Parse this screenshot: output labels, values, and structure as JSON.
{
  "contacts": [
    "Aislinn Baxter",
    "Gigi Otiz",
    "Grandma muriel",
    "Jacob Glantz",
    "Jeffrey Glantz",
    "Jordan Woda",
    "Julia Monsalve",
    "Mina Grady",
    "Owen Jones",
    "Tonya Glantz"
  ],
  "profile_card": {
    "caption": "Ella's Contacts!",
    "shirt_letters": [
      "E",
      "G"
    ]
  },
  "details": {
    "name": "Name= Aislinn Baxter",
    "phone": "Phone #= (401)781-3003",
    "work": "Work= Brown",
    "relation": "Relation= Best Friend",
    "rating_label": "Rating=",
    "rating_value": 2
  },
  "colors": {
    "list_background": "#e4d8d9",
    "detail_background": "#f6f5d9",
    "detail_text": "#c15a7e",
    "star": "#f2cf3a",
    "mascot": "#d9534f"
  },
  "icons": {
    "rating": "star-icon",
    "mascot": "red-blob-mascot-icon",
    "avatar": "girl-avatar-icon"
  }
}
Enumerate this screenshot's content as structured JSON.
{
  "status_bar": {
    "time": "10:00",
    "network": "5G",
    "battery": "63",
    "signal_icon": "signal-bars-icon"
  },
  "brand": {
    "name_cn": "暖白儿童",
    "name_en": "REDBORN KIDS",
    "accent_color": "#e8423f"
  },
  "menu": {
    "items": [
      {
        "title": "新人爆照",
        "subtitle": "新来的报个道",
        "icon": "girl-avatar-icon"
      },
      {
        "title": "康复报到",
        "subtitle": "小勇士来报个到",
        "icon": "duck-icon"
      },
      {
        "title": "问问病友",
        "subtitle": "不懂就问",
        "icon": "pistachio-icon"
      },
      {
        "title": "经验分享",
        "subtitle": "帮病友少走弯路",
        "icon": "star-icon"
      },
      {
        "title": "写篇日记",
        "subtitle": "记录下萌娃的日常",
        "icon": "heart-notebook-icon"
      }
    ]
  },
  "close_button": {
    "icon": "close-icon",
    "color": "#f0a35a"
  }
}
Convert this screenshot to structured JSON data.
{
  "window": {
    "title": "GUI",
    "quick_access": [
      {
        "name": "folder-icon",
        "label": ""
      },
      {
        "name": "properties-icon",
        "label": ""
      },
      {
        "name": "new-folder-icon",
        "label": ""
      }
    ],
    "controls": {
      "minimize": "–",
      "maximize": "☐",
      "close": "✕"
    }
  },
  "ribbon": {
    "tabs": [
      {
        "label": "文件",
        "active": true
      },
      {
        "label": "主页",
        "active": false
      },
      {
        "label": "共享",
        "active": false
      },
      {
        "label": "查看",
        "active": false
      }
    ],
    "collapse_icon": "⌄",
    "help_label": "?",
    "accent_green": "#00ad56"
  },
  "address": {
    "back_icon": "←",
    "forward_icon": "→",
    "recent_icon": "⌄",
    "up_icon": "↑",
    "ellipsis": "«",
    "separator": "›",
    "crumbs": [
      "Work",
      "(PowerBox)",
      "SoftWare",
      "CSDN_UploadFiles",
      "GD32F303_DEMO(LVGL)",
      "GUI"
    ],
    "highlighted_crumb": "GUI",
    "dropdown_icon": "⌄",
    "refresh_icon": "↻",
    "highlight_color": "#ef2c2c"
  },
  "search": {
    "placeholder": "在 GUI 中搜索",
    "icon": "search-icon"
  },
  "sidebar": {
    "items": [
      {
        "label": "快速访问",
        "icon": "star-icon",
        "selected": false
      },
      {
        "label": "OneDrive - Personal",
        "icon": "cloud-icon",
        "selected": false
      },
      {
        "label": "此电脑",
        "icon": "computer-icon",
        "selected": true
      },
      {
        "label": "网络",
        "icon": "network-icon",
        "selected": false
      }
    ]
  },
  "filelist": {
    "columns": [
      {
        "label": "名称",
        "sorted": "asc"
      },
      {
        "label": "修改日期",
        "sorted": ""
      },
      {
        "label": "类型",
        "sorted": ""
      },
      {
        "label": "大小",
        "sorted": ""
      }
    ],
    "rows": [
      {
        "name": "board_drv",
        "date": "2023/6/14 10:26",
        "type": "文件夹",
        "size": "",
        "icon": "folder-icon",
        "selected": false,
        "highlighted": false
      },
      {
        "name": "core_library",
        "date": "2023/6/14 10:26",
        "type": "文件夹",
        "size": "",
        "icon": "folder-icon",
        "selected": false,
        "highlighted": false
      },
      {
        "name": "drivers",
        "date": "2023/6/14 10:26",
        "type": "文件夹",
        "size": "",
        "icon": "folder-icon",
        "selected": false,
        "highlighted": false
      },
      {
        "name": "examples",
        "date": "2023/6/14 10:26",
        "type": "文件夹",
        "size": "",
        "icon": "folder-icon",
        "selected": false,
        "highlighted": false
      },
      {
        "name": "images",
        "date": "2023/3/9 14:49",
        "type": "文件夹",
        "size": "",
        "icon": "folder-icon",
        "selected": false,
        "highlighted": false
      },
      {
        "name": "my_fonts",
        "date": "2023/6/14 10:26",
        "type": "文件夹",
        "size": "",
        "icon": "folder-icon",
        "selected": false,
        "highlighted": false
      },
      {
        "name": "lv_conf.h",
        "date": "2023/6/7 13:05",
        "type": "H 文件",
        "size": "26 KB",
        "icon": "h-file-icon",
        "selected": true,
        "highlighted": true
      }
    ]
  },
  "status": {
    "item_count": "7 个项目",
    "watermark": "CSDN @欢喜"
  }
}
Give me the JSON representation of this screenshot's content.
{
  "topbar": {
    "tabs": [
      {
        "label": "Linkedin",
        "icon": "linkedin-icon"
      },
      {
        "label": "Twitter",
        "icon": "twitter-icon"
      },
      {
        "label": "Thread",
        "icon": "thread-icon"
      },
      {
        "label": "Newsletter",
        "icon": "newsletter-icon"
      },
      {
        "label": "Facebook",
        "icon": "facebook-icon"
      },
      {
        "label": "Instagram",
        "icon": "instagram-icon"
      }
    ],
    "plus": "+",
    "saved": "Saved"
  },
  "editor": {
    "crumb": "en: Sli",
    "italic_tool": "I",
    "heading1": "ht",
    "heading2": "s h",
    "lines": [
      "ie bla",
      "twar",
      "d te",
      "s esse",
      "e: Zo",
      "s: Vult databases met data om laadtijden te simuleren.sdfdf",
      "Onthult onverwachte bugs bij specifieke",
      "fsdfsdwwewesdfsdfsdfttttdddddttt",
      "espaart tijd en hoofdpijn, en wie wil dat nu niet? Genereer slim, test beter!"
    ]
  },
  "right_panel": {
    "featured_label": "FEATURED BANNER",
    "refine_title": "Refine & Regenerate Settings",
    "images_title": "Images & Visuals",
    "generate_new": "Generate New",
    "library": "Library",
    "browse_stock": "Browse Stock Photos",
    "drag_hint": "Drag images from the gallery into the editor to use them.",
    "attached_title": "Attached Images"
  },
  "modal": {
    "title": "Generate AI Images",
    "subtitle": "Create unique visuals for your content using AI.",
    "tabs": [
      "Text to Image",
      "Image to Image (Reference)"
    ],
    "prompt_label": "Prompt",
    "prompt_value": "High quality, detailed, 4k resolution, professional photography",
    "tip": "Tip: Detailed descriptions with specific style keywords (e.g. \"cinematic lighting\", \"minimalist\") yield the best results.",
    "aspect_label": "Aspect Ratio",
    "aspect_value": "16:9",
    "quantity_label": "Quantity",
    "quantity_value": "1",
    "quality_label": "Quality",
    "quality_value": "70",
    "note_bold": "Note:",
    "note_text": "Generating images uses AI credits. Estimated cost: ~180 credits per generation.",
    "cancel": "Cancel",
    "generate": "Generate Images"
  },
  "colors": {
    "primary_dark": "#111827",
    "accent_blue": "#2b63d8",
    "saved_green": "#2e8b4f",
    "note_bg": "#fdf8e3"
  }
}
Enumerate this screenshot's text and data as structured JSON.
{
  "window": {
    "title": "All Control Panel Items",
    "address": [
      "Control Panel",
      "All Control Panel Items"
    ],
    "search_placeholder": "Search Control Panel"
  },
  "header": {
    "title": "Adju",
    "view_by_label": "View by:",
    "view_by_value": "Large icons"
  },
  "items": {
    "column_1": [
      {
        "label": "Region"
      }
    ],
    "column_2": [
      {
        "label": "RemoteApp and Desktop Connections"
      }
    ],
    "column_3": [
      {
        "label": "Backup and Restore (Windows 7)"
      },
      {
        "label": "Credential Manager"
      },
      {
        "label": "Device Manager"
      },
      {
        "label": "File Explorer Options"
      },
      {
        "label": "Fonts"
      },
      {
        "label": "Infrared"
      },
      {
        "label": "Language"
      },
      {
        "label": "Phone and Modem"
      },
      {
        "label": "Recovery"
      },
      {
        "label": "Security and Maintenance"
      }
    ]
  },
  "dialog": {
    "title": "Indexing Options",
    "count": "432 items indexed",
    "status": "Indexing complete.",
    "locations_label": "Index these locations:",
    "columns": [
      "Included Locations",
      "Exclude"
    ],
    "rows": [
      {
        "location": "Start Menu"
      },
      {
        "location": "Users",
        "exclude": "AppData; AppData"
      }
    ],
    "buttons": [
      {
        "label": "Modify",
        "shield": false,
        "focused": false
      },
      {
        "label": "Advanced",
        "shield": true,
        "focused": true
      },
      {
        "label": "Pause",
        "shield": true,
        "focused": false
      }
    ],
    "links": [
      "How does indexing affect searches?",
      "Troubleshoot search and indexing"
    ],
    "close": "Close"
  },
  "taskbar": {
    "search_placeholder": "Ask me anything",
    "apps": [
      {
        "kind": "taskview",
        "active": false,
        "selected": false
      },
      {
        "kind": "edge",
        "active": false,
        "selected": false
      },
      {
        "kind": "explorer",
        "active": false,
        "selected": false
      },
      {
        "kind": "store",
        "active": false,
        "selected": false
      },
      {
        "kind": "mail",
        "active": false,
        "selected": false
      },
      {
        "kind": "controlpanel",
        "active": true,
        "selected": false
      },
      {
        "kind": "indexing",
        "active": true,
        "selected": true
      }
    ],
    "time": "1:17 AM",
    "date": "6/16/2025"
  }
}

[Problem to work on]: Check every line of the data above for the string "kind", and copy those that have it.

[Response]:
        "kind": "taskview",
        "kind": "edge",
        "kind": "explorer",
        "kind": "store",
        "kind": "mail",
        "kind": "controlpanel",
        "kind": "indexing",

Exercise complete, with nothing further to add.